■ **WORK REQUIRED**: Go through the listing and pick out each line with the word "Weiblichkeit" in it.

■ **THE RECORDS**:
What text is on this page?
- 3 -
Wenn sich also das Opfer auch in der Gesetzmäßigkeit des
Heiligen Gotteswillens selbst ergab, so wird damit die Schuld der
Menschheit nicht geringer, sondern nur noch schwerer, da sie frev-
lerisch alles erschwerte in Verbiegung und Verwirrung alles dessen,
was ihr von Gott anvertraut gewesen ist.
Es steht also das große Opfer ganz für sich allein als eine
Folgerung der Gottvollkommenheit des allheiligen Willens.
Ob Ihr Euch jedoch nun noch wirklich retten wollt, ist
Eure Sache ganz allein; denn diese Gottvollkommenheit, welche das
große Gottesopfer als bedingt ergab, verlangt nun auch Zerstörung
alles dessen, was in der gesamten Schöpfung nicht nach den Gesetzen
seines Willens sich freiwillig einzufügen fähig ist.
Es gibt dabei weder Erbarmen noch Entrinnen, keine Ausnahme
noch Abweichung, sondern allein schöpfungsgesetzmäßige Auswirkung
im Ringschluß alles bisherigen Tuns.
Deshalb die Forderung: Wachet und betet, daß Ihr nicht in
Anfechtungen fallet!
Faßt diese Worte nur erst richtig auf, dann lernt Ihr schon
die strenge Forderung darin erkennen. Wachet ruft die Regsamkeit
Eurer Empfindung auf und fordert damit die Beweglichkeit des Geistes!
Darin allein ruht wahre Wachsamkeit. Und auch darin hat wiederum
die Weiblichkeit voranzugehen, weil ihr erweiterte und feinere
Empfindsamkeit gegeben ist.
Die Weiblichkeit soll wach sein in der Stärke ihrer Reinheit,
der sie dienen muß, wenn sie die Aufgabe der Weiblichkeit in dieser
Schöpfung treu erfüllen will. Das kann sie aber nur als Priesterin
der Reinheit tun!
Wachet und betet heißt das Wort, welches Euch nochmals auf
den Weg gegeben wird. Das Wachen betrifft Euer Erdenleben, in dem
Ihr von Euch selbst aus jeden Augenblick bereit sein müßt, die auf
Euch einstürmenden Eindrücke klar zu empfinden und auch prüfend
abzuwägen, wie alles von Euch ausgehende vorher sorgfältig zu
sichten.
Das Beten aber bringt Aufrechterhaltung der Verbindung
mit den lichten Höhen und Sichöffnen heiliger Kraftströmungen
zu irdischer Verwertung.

...

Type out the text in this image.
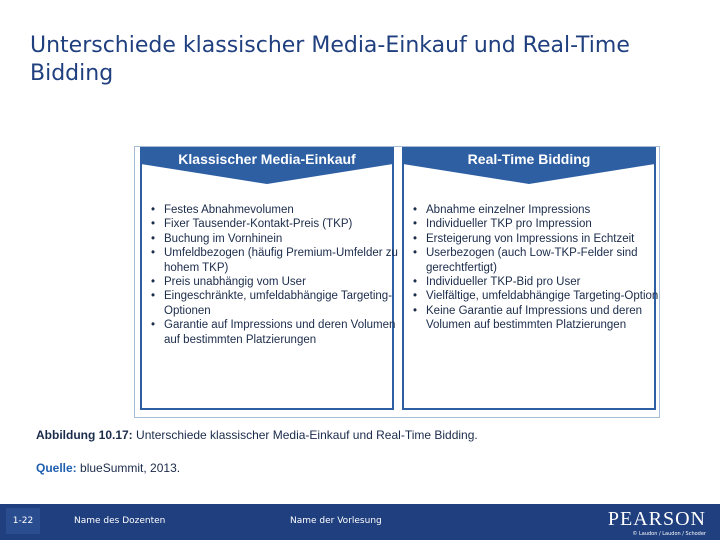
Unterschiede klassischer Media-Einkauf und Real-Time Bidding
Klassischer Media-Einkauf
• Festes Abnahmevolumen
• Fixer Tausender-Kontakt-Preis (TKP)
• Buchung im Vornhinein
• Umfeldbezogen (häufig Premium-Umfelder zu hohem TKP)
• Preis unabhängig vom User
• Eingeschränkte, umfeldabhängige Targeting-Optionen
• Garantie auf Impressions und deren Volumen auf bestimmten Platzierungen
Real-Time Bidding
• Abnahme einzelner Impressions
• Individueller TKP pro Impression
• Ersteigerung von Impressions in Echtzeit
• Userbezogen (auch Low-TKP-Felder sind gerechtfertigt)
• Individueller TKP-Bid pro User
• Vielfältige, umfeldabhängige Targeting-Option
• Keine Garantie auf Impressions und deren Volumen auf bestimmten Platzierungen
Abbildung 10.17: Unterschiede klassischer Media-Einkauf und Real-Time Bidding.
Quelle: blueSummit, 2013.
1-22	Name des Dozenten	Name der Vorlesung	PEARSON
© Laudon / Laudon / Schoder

■ **TASK SOLUTION**:
die Weiblichkeit voranzugehen, weil ihr erweiterte und feinere
Die Weiblichkeit soll wach sein in der Stärke ihrer Reinheit,
der sie dienen muß, wenn sie die Aufgabe der Weiblichkeit in dieser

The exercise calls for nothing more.